GIVEN TEXT:
Equatorial Guinea warns of African asset grab by oil majors

Equatorial Guinea warns of African asset grab by oil majors


The return of oil majors to African exploration projects as upstream spending recovers threatens to slow down, rather than accelerate, the pace of new finds in the region, Equatorial Guinea’s energy minister has warned. With oil prices recovering to $70/b this year, interest in Africa’s oil and gas potential has been reignited, with profit-making oil majors picking up exploration acreage abandoned by less cash-rich independents.

But oil majors can often take longer to assess, prioritize, execute and appraise frontier exploration drilling compared to more nimble, tightly focused independent explorers, Gabriel Mbaga Obiang Lima told S&P Global Platts. “Majors are like big elephants, they are very slow.

That means that the development of fast-tracking initiatives will slow down,” he said on the sidelines of an oil conference in Cape Town. Acknowledging that deep-pocketed global oil majors are well suited to developing existing discoveries, he said the return of oil and gas “superpowers” to African exploration drilling makes less sense. “Majors have big portfolios and take time to evaluate, they definitely slow down exploration, that’s the negative part.”


Oil majors have emerged leaner and cash-flow positive from the downturn, and competition is heating up for quality exploration acreage to rebuild resources depleted during the spending slump. Last October, Total took a majority stake in a Namibian block, and one in South Africa, from UK-based independent Impact Oil and Gas. Shell secured its first exploration acreage offshore Mauritania in July while ExxonMobil acquired stakes in Namibian fields from both Portugal’s Galp in February and from minnow Azinam in August.

DATA EXCERPTS:
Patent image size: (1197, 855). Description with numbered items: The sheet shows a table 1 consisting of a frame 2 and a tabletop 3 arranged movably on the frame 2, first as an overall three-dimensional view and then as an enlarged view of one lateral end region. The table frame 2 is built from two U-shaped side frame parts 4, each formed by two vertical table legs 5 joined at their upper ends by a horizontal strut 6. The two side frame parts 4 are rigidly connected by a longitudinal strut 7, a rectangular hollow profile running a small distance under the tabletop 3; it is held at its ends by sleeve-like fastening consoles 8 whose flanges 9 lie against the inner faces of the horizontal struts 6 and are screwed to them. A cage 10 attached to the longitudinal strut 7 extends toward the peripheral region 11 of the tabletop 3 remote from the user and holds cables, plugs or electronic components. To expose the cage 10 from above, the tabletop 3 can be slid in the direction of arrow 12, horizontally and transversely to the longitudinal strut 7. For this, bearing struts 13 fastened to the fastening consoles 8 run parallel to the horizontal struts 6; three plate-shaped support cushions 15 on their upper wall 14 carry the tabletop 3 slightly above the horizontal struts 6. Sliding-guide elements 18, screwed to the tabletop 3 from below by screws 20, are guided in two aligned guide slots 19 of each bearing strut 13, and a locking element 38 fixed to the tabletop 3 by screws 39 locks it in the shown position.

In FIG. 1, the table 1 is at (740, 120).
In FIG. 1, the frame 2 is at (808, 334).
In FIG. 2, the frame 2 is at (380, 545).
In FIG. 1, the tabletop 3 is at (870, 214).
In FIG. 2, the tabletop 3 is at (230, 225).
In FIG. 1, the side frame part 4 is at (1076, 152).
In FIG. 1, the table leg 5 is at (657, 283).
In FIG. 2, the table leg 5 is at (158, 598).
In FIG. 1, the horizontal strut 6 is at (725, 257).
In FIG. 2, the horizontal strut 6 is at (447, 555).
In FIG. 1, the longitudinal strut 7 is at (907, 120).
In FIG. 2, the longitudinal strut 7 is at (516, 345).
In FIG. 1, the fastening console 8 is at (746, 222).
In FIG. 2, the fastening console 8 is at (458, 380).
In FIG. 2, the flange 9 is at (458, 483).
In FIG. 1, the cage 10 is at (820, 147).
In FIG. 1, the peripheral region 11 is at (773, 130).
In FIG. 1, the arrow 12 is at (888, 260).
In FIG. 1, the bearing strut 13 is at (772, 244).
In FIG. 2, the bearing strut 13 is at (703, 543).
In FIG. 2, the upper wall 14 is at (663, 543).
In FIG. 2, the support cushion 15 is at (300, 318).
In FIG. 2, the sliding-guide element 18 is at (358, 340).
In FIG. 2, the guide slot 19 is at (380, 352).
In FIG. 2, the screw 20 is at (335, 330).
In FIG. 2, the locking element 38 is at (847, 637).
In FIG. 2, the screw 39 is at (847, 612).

ACTIVITY LIST:
(A) In the article on oil majors in Africa, repeat the passage that begins at the words "Oil majors have" and stops after the words "Azinam in August.".
(B) Recast the paragraph of the oil majors article that opens with "Oil majors have emerged leaner" as a bulleted list that keeps its main facts.
(C) In the article on oil majors in Africa, where did Equatorial Guinea's energy minister make his remarks?

ANSWERS BY ITEM:
(A)
Oil majors have emerged leaner and cash-flow positive from the downturn, and competition is heating up for quality exploration acreage to rebuild resources depleted during the spending slump. Last October, Total took a majority stake in a Namibian block, and one in South Africa, from UK-based independent Impact Oil and Gas. Shell secured its first exploration acreage offshore Mauritania in July while ExxonMobil acquired stakes in Namibian fields from both Portugal’s Galp in February and from minnow Azinam in August.

(B)
- Oil majors came out of the downturn leaner and cash-flow positive.
- Competition is heating up for quality exploration acreage as they rebuild resources depleted during the spending slump.
- Last October, Total took majority stakes in a Namibian block and a South African block from UK-based independent Impact Oil and Gas.
- In July, Shell secured its first exploration acreage offshore Mauritania.
- ExxonMobil acquired stakes in Namibian fields from Portugal's Galp in February and from minnow Azinam in August.

(C) On the sidelines of an oil conference in Cape Town.